Your task is to output all the records below, word for word.
---------- Records for the exercise ----------
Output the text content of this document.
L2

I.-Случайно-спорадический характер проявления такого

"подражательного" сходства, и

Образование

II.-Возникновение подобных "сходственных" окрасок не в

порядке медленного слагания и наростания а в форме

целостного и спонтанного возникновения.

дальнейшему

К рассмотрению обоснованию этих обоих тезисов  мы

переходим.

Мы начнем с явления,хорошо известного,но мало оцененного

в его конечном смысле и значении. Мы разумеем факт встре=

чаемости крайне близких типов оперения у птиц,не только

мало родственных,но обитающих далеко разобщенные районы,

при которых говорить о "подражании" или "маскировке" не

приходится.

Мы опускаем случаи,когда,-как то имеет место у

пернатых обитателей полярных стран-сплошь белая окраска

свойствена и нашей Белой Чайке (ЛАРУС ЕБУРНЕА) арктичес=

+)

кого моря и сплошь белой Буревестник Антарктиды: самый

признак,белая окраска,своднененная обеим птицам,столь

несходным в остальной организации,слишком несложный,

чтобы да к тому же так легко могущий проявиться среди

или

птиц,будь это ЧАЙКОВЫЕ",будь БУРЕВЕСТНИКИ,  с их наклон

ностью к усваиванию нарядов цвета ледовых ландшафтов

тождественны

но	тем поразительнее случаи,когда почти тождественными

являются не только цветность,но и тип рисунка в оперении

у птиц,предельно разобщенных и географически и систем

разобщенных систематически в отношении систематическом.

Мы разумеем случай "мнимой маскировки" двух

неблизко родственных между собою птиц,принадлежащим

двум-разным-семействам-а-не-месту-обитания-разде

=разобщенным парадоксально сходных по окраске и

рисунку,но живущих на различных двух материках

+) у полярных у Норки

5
----------
= Answer to this exercise =
Output the text content of this document.
L2

I.-Случайно-спорадический характер проявления такого

"подражательного" сходства, и

Образование

II.-Возникновение подобных "сходственных" окрасок не в

порядке медленного слагания и наростания а в форме

целостного и спонтанного возникновения.

дальнейшему

К рассмотрению обоснованию этих обоих тезисов  мы

переходим.

Мы начнем с явления,хорошо известного,но мало оцененного

в его конечном смысле и значении. Мы разумеем факт встре=

чаемости крайне близких типов оперения у птиц,не только

мало родственных,но обитающих далеко разобщенные районы,

при которых говорить о "подражании" или "маскировке" не

приходится.

Мы опускаем случаи,когда,-как то имеет место у

пернатых обитателей полярных стран-сплошь белая окраска

свойствена и нашей Белой Чайке (ЛАРУС ЕБУРНЕА) арктичес=

+)

кого моря и сплошь белой Буревестник Антарктиды: самый

признак,белая окраска,своднененная обеим птицам,столь

несходным в остальной организации,слишком несложный,

чтобы да к тому же так легко могущий проявиться среди

или

птиц,будь это ЧАЙКОВЫЕ",будь БУРЕВЕСТНИКИ,  с их наклон

ностью к усваиванию нарядов цвета ледовых ландшафтов

тождественны

но	тем поразительнее случаи,когда почти тождественными

являются не только цветность,но и тип рисунка в оперении

у птиц,предельно разобщенных и географически и систем

разобщенных систематически в отношении систематическом.

Мы разумеем случай "мнимой маскировки" двух

неблизко родственных между собою птиц,принадлежащим

двум-разным-семействам-а-не-месту-обитания-разде

=разобщенным парадоксально сходных по окраске и

рисунку,но живущих на различных двух материках

+) у полярных у Норки

5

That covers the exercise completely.